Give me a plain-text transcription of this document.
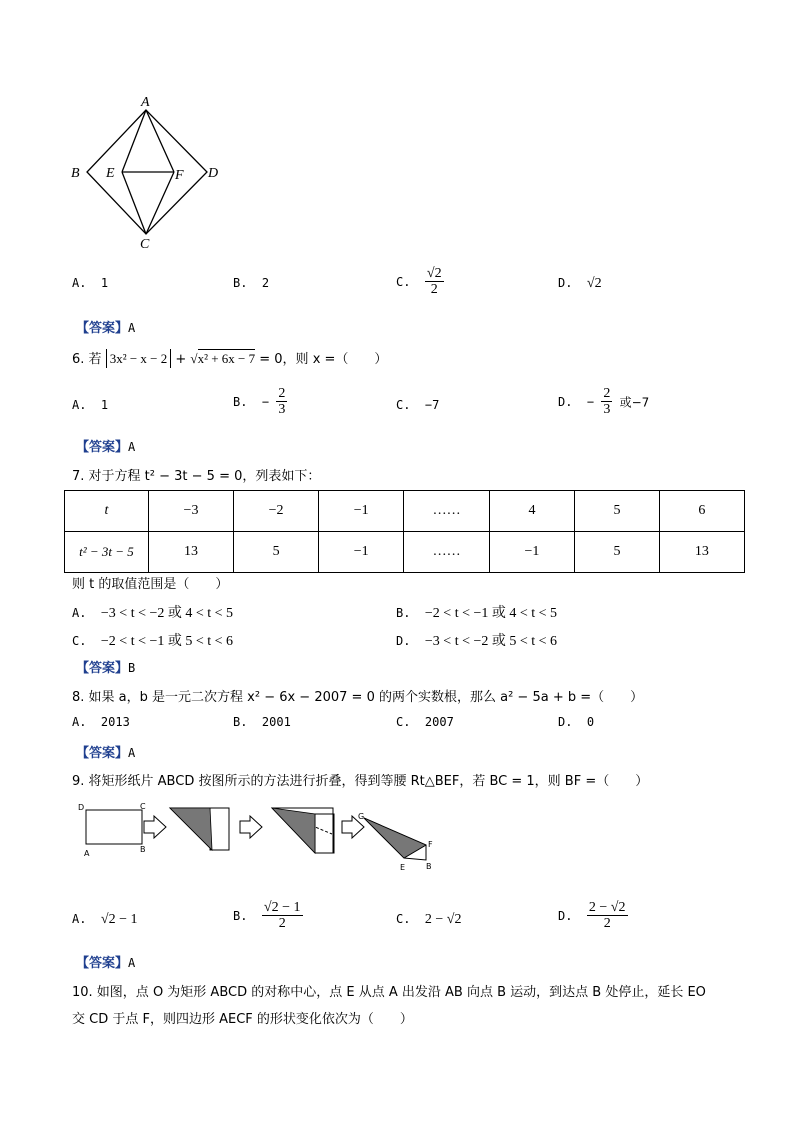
A
B E	F D
C
A. 1	B. 2	C. $\frac{√2}{2}$	D. √2
【答案】A
6. 若 3x² − x − 2 + √x² + 6x − 7 = 0，则 x =（　　）
A. 1	B. − $\frac{2}{3}$	C. −7	D. − $\frac{2}{3}$ 或−7
【答案】A
7. 对于方程 t² − 3t − 5 = 0，列表如下：
t	−3	−2	−1	……	4	5	6
t² − 3t − 5	13	5	−1	……	−1	5	13
则 t 的取值范围是（　　）
A. −3 < t < −2 或 4 < t < 5	B. −2 < t < −1 或 4 < t < 5
C. −2 < t < −1 或 5 < t < 6	D. −3 < t < −2 或 5 < t < 6
【答案】B
8. 如果 a，b 是一元二次方程 x² − 6x − 2007 = 0 的两个实数根，那么 a² − 5a + b =（　　）
A. 2013	B. 2001	C. 2007	D. 0
【答案】A
9. 将矩形纸片 ABCD 按图所示的方法进行折叠，得到等腰 Rt△BEF，若 BC = 1，则 BF =（　　）
D	C
A	B
G
F
E	B
A. √2 − 1	B. $\frac{√2 - 1}{2}$	C. 2 − √2	D. $\frac{2 - √2}{2}$
【答案】A
10. 如图，点 O 为矩形 ABCD 的对称中心，点 E 从点 A 出发沿 AB 向点 B 运动，到达点 B 处停止，延长 EO
交 CD 于点 F，则四边形 AECF 的形状变化依次为（　　）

______________________________

▶ _Aim_
Tally the lines containing "ABCD". Provide the number without any other words.

▶ _Task result_
2